[START OF Record excerpts]

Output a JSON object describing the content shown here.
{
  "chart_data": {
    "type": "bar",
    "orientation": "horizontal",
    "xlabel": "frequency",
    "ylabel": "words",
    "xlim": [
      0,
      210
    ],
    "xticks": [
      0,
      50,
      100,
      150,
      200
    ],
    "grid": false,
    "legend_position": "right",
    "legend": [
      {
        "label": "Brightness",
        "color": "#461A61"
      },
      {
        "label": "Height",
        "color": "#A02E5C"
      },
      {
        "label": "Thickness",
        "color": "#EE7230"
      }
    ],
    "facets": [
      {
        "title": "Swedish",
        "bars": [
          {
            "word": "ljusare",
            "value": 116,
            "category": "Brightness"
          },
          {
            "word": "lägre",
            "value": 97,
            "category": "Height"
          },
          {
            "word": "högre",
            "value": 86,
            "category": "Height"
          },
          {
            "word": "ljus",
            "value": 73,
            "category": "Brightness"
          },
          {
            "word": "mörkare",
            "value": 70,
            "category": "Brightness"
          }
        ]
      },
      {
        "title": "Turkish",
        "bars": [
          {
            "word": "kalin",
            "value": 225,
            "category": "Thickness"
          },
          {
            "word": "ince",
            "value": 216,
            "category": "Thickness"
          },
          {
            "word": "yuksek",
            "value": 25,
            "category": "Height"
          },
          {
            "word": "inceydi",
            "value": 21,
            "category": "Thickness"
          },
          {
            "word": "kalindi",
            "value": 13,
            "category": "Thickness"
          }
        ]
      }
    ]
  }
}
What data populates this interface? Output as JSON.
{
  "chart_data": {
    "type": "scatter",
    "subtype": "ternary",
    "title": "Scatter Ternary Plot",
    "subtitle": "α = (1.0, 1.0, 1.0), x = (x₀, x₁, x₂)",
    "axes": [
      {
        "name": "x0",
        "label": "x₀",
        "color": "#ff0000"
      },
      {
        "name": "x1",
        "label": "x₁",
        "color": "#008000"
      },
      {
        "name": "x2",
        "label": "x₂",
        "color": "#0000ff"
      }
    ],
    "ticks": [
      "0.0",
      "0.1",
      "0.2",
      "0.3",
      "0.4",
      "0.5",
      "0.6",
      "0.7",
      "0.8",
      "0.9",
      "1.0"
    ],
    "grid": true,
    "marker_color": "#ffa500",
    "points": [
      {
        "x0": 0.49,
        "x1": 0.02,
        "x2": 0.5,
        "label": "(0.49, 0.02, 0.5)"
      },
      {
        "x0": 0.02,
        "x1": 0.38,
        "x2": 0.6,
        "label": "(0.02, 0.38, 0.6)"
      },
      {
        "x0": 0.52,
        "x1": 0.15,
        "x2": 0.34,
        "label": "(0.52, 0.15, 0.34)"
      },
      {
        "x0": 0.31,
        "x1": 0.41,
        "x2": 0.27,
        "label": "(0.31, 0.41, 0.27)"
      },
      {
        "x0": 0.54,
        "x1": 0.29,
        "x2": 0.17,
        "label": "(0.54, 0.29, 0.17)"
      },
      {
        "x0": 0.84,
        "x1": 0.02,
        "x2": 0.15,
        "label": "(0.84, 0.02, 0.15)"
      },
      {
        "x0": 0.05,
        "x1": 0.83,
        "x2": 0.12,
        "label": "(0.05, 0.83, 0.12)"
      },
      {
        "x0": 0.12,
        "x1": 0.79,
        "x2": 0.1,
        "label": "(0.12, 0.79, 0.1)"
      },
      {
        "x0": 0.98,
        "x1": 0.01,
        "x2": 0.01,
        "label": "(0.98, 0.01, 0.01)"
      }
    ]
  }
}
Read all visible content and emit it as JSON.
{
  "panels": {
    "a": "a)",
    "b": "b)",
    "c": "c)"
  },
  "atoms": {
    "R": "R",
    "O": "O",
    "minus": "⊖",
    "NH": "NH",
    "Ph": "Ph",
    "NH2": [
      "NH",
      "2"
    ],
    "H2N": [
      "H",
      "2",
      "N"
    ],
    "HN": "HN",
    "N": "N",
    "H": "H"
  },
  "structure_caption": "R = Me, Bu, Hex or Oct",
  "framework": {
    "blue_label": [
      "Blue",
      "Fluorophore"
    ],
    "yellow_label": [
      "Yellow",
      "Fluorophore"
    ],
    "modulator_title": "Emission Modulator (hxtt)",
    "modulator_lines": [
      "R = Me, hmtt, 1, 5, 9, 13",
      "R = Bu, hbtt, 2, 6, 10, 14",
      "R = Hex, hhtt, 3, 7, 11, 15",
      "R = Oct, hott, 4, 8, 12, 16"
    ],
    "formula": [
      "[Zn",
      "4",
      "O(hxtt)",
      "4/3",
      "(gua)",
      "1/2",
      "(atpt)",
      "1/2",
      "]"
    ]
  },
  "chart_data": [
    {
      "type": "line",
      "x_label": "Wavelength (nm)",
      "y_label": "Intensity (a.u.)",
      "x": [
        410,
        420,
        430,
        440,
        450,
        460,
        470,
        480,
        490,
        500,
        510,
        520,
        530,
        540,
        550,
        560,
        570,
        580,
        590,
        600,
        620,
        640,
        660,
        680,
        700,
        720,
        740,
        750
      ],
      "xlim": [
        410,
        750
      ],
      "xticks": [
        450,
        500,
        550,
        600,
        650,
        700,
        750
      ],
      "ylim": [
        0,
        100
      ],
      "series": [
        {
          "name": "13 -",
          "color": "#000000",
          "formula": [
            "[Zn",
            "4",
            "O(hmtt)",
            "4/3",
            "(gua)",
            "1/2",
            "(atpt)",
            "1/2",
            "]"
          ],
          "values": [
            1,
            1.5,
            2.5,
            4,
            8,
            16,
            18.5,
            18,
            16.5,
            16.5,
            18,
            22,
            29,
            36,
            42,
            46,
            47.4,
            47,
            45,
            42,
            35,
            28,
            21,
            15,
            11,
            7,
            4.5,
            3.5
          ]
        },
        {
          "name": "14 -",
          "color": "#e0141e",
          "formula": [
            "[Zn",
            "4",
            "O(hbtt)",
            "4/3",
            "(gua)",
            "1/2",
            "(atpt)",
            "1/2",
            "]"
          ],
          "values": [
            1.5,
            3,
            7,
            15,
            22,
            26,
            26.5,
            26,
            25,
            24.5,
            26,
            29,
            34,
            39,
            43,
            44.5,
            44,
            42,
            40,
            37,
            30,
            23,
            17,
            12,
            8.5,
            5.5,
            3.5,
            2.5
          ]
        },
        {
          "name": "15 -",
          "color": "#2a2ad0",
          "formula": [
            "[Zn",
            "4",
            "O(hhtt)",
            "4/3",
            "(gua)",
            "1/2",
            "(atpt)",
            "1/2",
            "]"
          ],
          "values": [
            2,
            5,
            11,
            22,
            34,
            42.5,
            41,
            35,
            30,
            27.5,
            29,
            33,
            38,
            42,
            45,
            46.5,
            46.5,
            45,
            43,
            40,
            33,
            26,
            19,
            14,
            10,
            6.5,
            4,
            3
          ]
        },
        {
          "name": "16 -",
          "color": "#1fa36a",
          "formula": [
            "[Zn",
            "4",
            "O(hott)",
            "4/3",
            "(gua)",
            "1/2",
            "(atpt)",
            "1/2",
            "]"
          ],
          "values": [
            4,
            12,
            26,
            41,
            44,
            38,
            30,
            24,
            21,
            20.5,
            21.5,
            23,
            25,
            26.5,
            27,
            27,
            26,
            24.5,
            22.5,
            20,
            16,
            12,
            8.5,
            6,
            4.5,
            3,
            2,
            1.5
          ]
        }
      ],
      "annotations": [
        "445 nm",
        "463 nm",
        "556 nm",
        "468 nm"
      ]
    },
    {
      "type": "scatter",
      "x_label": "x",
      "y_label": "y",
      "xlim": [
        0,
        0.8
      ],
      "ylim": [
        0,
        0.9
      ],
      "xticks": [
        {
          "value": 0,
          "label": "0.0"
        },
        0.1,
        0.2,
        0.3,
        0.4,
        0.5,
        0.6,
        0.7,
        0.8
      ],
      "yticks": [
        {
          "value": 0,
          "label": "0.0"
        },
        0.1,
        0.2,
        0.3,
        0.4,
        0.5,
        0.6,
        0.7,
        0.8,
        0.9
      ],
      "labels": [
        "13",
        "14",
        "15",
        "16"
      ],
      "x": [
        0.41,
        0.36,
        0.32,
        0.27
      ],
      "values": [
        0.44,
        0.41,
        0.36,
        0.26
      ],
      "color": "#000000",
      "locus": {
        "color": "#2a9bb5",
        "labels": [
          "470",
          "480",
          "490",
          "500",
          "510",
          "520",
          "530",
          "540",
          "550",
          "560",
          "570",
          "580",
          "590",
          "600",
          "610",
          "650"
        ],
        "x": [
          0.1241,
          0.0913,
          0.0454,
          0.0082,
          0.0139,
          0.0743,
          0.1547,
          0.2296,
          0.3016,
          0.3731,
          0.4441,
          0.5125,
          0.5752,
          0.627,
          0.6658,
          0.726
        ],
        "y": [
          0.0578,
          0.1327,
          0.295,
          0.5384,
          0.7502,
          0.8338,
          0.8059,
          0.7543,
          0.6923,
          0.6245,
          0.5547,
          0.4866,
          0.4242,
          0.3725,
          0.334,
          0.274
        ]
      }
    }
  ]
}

[END OF Record excerpts]

» **Aim of the exercise**: Count the lines of the data that include the string "name", and give only that number.

» **Exercise response**: 7